## Given exercise
In the copy, include every entry exactly but none of the images.

## Task inputs
+---+

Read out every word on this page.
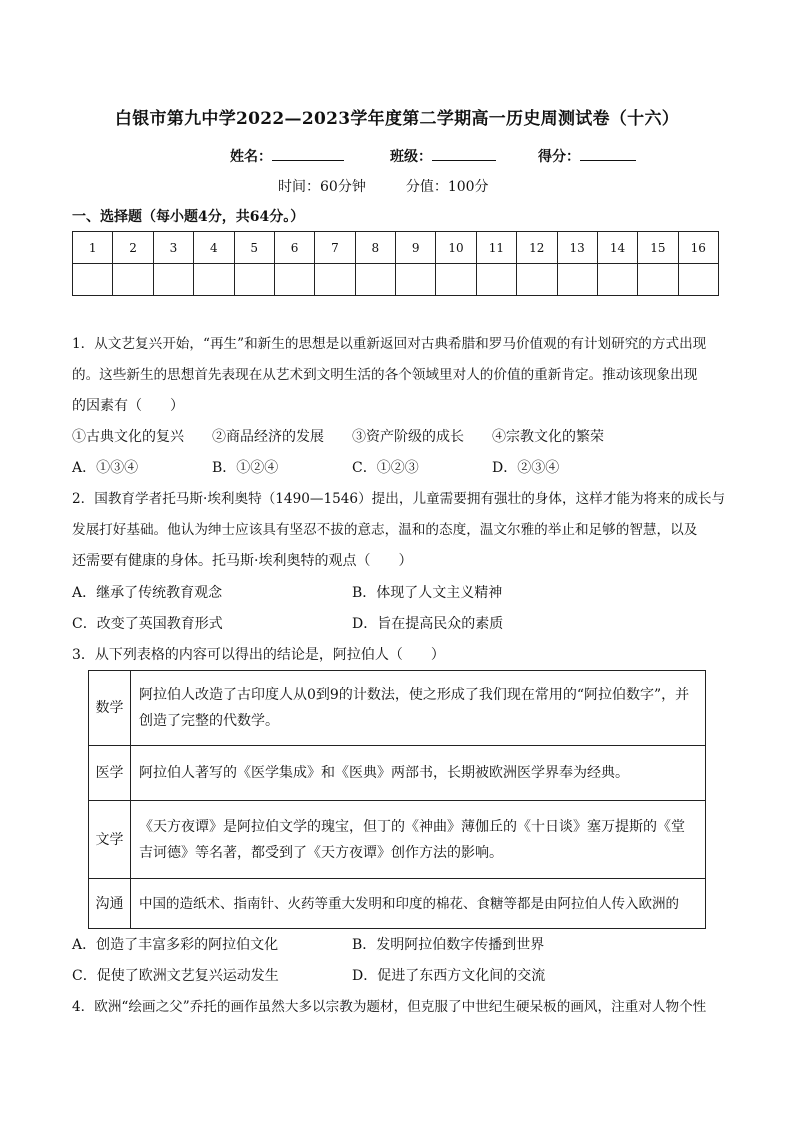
白银市第九中学2022—2023学年度第二学期高一历史周测试卷（十六）
姓名：	班级：	得分：
时间：60分钟	分值：100分
一、选择题（每小题4分，共64分。）
1	2	3	4	5	6	7	8	9	10	11	12	13	14	15	16

1．从文艺复兴开始，“再生”和新生的思想是以重新返回对古典希腊和罗马价值观的有计划研究的方式出现
的。这些新生的思想首先表现在从艺术到文明生活的各个领域里对人的价值的重新肯定。推动该现象出现
的因素有（　　）
①古典文化的复兴 ②商品经济的发展 ③资产阶级的成长 ④宗教文化的繁荣
A．①③④	B．①②④	C．①②③	D．②③④
2．国教育学者托马斯·埃利奥特（1490—1546）提出，儿童需要拥有强壮的身体，这样才能为将来的成长与
发展打好基础。他认为绅士应该具有坚忍不拔的意志，温和的态度，温文尔雅的举止和足够的智慧，以及
还需要有健康的身体。托马斯·埃利奥特的观点（　　）
A．继承了传统教育观念	B．体现了人文主义精神
C．改变了英国教育形式	D．旨在提高民众的素质
3．从下列表格的内容可以得出的结论是，阿拉伯人（　　）
数学	阿拉伯人改造了古印度人从0到9的计数法，使之形成了我们现在常用的“阿拉伯数字”，并创造了完整的代数学。
医学	阿拉伯人著写的《医学集成》和《医典》两部书，长期被欧洲医学界奉为经典。
文学	《天方夜谭》是阿拉伯文学的瑰宝，但丁的《神曲》薄伽丘的《十日谈》塞万提斯的《堂吉诃德》等名著，都受到了《天方夜谭》创作方法的影响。
沟通	中国的造纸术、指南针、火药等重大发明和印度的棉花、食糖等都是由阿拉伯人传入欧洲的
A．创造了丰富多彩的阿拉伯文化	B．发明阿拉伯数字传播到世界
C．促使了欧洲文艺复兴运动发生	D．促进了东西方文化间的交流
4．欧洲“绘画之父”乔托的画作虽然大多以宗教为题材，但克服了中世纪生硬呆板的画风，注重对人物个性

+---+

## The output
Read out every word on this page.
白银市第九中学2022—2023学年度第二学期高一历史周测试卷（十六）
姓名：	班级：	得分：
时间：60分钟	分值：100分
一、选择题（每小题4分，共64分。）
1	2	3	4	5	6	7	8	9	10	11	12	13	14	15	16

1．从文艺复兴开始，“再生”和新生的思想是以重新返回对古典希腊和罗马价值观的有计划研究的方式出现
的。这些新生的思想首先表现在从艺术到文明生活的各个领域里对人的价值的重新肯定。推动该现象出现
的因素有（　　）
①古典文化的复兴 ②商品经济的发展 ③资产阶级的成长 ④宗教文化的繁荣
A．①③④	B．①②④	C．①②③	D．②③④
2．国教育学者托马斯·埃利奥特（1490—1546）提出，儿童需要拥有强壮的身体，这样才能为将来的成长与
发展打好基础。他认为绅士应该具有坚忍不拔的意志，温和的态度，温文尔雅的举止和足够的智慧，以及
还需要有健康的身体。托马斯·埃利奥特的观点（　　）
A．继承了传统教育观念	B．体现了人文主义精神
C．改变了英国教育形式	D．旨在提高民众的素质
3．从下列表格的内容可以得出的结论是，阿拉伯人（　　）
数学	阿拉伯人改造了古印度人从0到9的计数法，使之形成了我们现在常用的“阿拉伯数字”，并创造了完整的代数学。
医学	阿拉伯人著写的《医学集成》和《医典》两部书，长期被欧洲医学界奉为经典。
文学	《天方夜谭》是阿拉伯文学的瑰宝，但丁的《神曲》薄伽丘的《十日谈》塞万提斯的《堂吉诃德》等名著，都受到了《天方夜谭》创作方法的影响。
沟通	中国的造纸术、指南针、火药等重大发明和印度的棉花、食糖等都是由阿拉伯人传入欧洲的
A．创造了丰富多彩的阿拉伯文化	B．发明阿拉伯数字传播到世界
C．促使了欧洲文艺复兴运动发生	D．促进了东西方文化间的交流
4．欧洲“绘画之父”乔托的画作虽然大多以宗教为题材，但克服了中世纪生硬呆板的画风，注重对人物个性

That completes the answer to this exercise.